▶ Problem to work on:
Check each line for the word "Mechanical" and report how many have it. Give nothing else.

==================================================

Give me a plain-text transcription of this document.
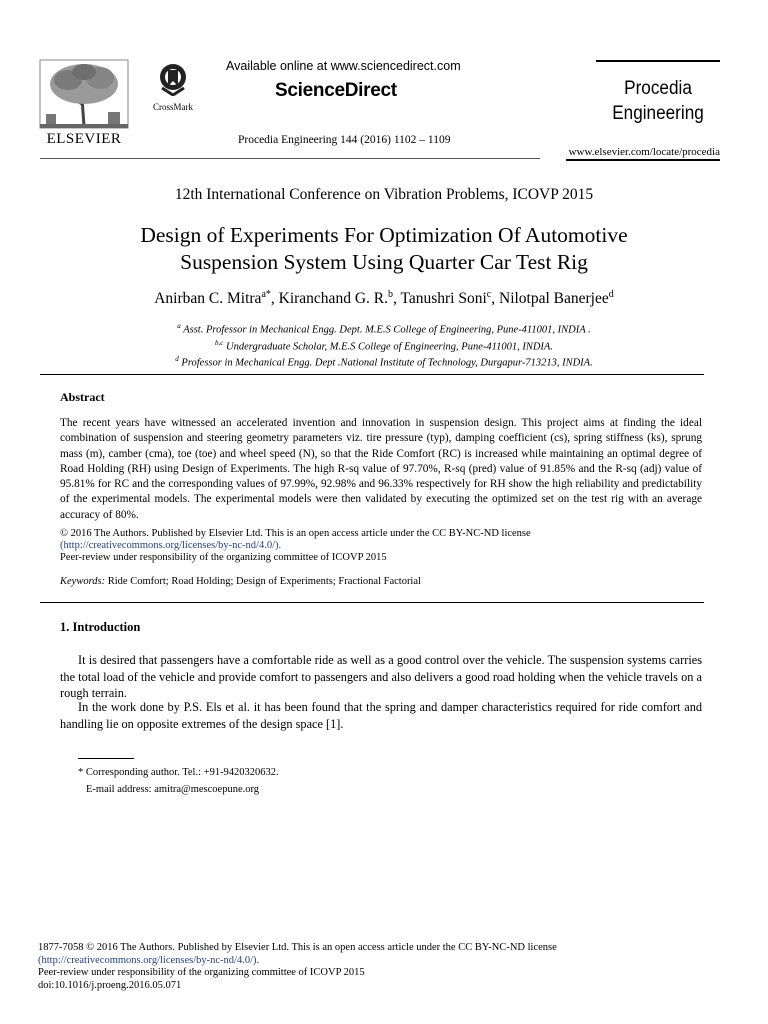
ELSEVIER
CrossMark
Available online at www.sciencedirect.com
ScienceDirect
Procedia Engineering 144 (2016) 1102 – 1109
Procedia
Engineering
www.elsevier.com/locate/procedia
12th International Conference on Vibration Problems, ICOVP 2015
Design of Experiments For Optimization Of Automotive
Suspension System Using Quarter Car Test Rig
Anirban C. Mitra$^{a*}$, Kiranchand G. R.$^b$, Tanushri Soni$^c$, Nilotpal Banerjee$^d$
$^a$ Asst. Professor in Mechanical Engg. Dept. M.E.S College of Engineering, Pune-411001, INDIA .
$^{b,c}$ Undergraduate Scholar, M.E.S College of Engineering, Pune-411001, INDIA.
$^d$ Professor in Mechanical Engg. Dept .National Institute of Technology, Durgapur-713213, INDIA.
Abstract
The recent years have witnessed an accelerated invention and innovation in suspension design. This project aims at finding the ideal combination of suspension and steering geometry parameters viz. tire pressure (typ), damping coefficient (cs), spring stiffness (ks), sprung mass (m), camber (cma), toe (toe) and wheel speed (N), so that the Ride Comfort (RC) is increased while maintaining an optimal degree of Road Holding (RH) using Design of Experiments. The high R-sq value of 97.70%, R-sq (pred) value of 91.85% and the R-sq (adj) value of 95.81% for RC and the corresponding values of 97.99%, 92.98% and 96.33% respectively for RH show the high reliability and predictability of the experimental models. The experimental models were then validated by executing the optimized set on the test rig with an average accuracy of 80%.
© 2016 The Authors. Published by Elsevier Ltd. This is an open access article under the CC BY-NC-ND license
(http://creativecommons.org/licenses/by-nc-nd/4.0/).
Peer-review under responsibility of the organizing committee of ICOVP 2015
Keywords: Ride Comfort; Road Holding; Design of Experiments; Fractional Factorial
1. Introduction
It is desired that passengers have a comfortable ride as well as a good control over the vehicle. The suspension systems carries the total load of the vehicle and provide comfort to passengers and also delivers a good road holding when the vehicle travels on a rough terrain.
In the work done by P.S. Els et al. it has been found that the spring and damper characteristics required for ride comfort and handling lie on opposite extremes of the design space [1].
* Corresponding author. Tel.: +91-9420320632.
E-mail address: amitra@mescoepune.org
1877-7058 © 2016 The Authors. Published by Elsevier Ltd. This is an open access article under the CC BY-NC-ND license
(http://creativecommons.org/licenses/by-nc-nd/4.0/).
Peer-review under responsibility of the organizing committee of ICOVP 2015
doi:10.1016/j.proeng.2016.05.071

==================================================

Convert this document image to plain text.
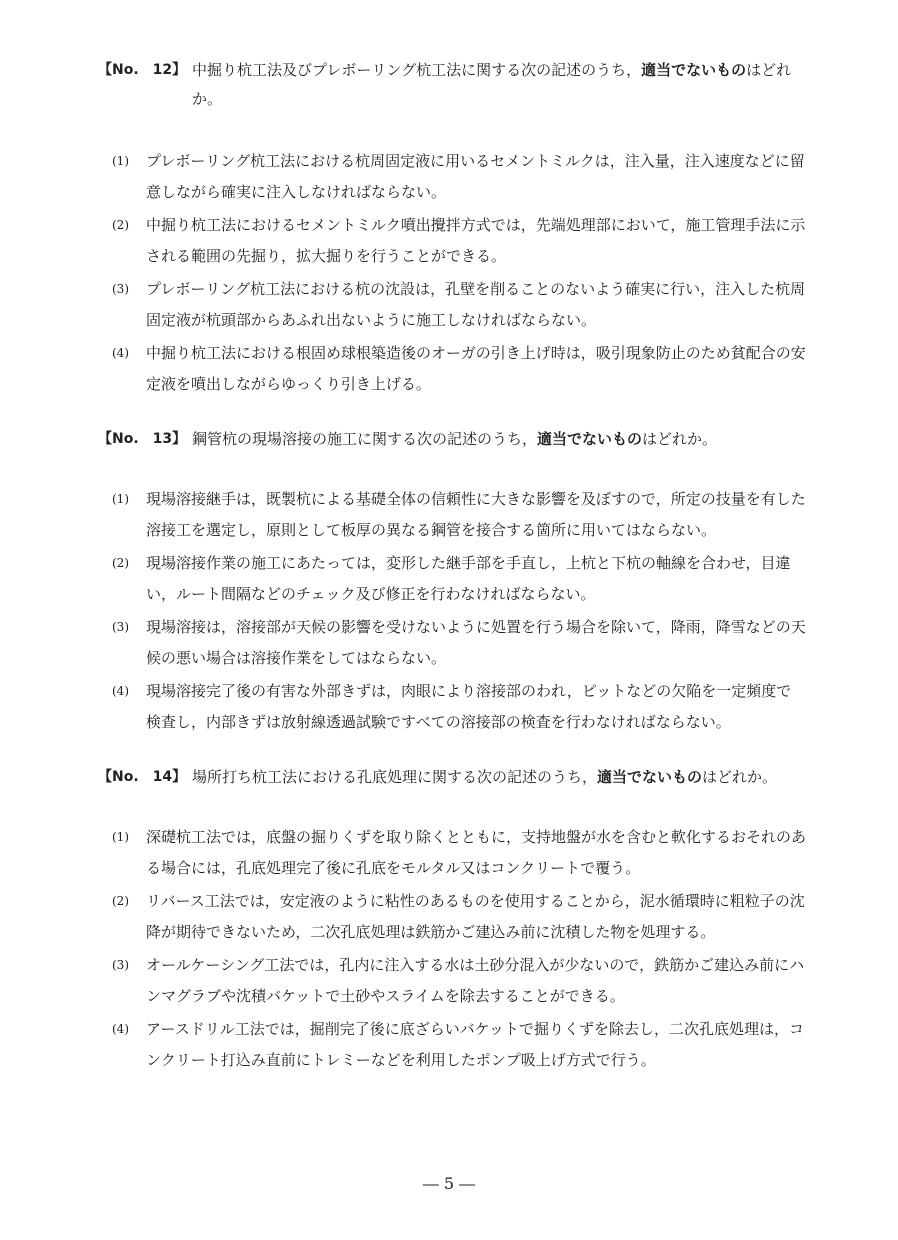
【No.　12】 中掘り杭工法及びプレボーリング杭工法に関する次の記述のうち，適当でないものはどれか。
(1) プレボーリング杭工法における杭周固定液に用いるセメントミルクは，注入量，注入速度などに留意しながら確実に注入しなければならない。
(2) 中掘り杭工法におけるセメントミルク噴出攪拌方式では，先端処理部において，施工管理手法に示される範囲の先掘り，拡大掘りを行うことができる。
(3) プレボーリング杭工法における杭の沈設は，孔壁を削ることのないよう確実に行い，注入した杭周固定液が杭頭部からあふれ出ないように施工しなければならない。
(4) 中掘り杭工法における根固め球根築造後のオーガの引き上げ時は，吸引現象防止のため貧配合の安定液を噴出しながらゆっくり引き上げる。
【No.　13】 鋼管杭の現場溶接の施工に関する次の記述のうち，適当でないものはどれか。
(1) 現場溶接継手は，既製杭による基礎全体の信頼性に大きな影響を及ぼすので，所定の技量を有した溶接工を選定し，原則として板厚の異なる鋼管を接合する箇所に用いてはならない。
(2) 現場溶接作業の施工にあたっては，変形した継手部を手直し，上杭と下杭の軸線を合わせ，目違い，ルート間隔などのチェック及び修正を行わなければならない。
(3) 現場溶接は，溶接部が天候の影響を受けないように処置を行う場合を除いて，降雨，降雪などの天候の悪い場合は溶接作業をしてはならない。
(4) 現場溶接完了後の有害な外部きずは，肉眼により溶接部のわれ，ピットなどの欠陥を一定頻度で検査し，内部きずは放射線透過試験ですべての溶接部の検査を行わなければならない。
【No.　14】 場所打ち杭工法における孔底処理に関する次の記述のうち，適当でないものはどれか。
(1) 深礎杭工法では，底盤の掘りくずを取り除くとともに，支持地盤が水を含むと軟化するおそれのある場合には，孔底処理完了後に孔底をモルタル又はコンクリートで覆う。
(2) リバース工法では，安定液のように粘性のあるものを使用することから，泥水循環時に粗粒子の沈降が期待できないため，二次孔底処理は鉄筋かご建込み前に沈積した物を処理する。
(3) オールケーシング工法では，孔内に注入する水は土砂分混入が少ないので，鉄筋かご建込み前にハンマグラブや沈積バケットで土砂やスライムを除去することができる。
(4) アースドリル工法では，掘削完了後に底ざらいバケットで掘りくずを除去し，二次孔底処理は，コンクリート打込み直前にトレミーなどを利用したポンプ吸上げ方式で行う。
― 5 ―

==================================================

▶ Response below:
2